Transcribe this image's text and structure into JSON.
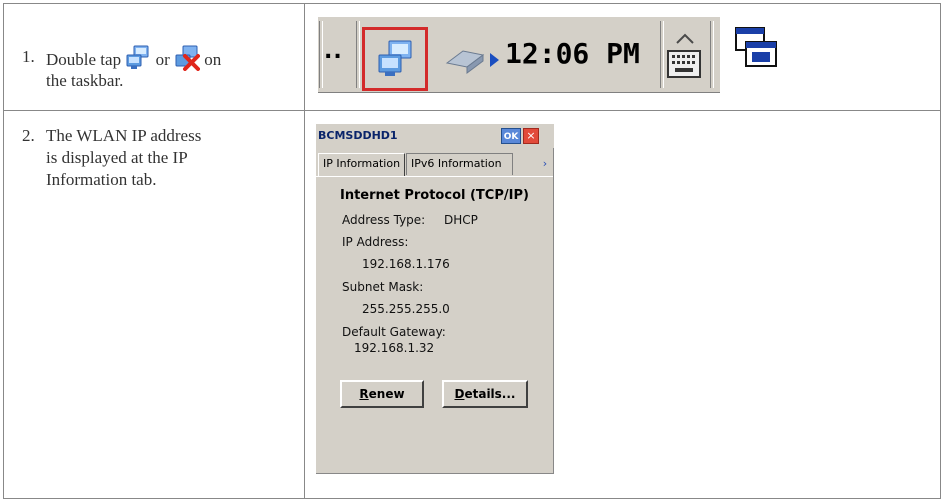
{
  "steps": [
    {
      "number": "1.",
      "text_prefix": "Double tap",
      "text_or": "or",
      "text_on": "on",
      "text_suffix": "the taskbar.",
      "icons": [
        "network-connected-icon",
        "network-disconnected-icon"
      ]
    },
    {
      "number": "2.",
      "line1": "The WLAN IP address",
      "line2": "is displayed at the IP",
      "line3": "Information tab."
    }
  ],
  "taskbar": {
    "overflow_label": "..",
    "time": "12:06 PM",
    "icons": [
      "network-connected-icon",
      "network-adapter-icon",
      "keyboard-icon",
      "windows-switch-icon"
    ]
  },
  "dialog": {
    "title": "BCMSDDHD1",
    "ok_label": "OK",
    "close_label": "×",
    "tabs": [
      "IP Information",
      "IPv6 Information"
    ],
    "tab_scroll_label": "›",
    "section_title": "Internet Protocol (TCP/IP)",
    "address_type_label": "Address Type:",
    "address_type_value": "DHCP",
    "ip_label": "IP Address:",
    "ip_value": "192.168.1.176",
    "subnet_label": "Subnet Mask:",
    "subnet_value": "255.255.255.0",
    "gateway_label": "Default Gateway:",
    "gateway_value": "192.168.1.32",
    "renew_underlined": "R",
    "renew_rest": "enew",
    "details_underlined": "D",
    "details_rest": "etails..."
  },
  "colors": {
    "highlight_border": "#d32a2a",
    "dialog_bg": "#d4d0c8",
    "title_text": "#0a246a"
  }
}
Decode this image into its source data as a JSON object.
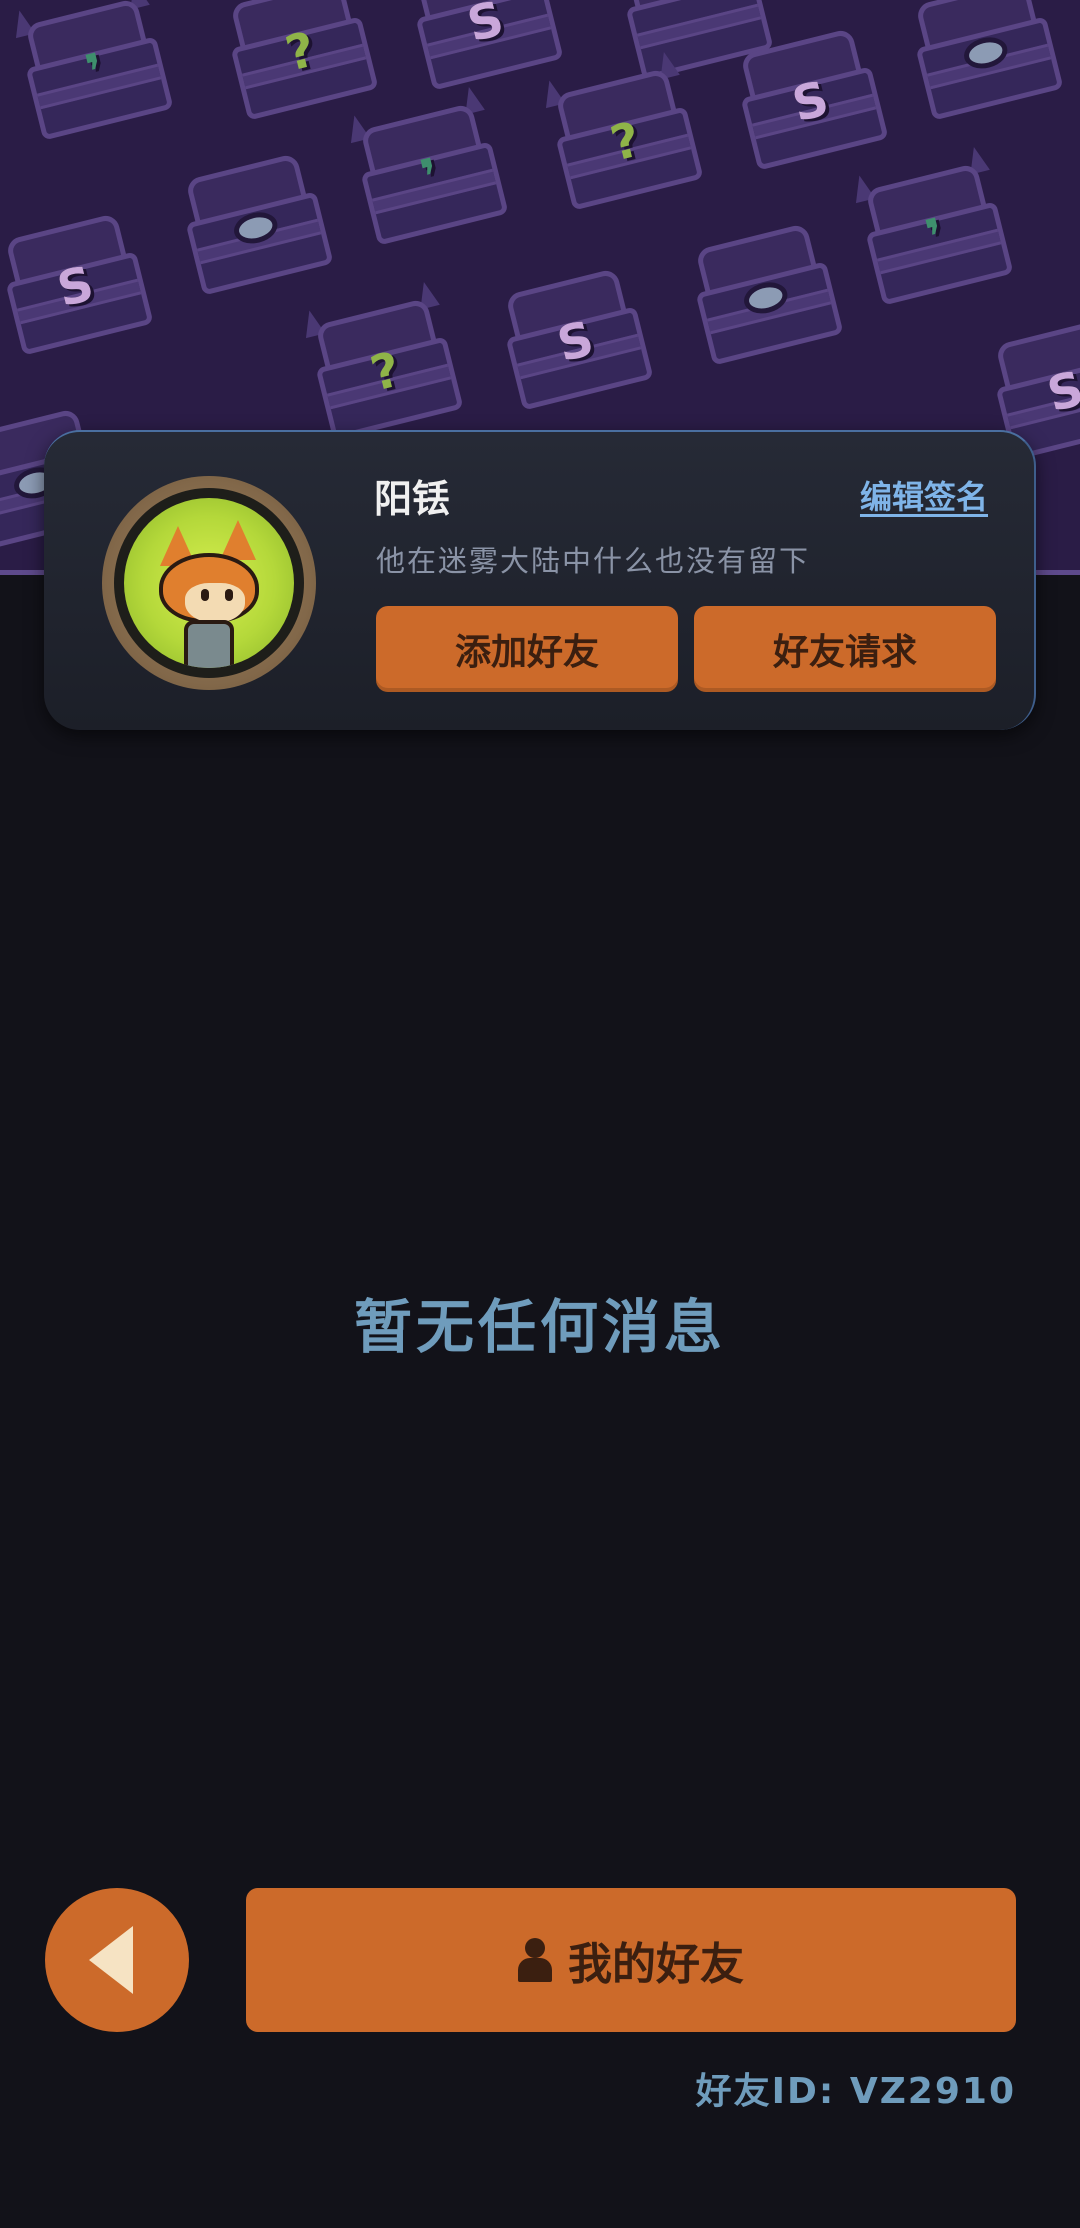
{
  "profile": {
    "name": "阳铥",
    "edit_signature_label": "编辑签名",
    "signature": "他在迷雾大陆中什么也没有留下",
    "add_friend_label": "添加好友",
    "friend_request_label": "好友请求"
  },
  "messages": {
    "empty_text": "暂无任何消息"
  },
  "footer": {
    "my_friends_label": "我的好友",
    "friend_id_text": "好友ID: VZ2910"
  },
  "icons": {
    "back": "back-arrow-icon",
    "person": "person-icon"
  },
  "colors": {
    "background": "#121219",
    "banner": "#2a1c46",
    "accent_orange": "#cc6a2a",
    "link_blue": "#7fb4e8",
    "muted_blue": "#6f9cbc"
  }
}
───
**The request**
Reproduce the material word for word, minus the images.

**Task output**
Transcribe this image's text and structure into JSON.
{
  "steps": [
    {
      "number": "1.",
      "text_prefix": "Double tap",
      "text_or": "or",
      "text_on": "on",
      "text_suffix": "the taskbar.",
      "icons": [
        "network-connected-icon",
        "network-disconnected-icon"
      ]
    },
    {
      "number": "2.",
      "line1": "The WLAN IP address",
      "line2": "is displayed at the IP",
      "line3": "Information tab."
    }
  ],
  "taskbar": {
    "overflow_label": "..",
    "time": "12:06 PM",
    "icons": [
      "network-connected-icon",
      "network-adapter-icon",
      "keyboard-icon",
      "windows-switch-icon"
    ]
  },
  "dialog": {
    "title": "BCMSDDHD1",
    "ok_label": "OK",
    "close_label": "×",
    "tabs": [
      "IP Information",
      "IPv6 Information"
    ],
    "tab_scroll_label": "›",
    "section_title": "Internet Protocol (TCP/IP)",
    "address_type_label": "Address Type:",
    "address_type_value": "DHCP",
    "ip_label": "IP Address:",
    "ip_value": "192.168.1.176",
    "subnet_label": "Subnet Mask:",
    "subnet_value": "255.255.255.0",
    "gateway_label": "Default Gateway:",
    "gateway_value": "192.168.1.32",
    "renew_underlined": "R",
    "renew_rest": "enew",
    "details_underlined": "D",
    "details_rest": "etails..."
  },
  "colors": {
    "highlight_border": "#d32a2a",
    "dialog_bg": "#d4d0c8",
    "title_text": "#0a246a"
  }
}
Decode this image into its source data as a JSON object.
{
  "profile": {
    "name": "阳铥",
    "edit_signature_label": "编辑签名",
    "signature": "他在迷雾大陆中什么也没有留下",
    "add_friend_label": "添加好友",
    "friend_request_label": "好友请求"
  },
  "messages": {
    "empty_text": "暂无任何消息"
  },
  "footer": {
    "my_friends_label": "我的好友",
    "friend_id_text": "好友ID: VZ2910"
  },
  "icons": {
    "back": "back-arrow-icon",
    "person": "person-icon"
  },
  "colors": {
    "background": "#121219",
    "banner": "#2a1c46",
    "accent_orange": "#cc6a2a",
    "link_blue": "#7fb4e8",
    "muted_blue": "#6f9cbc"
  }
}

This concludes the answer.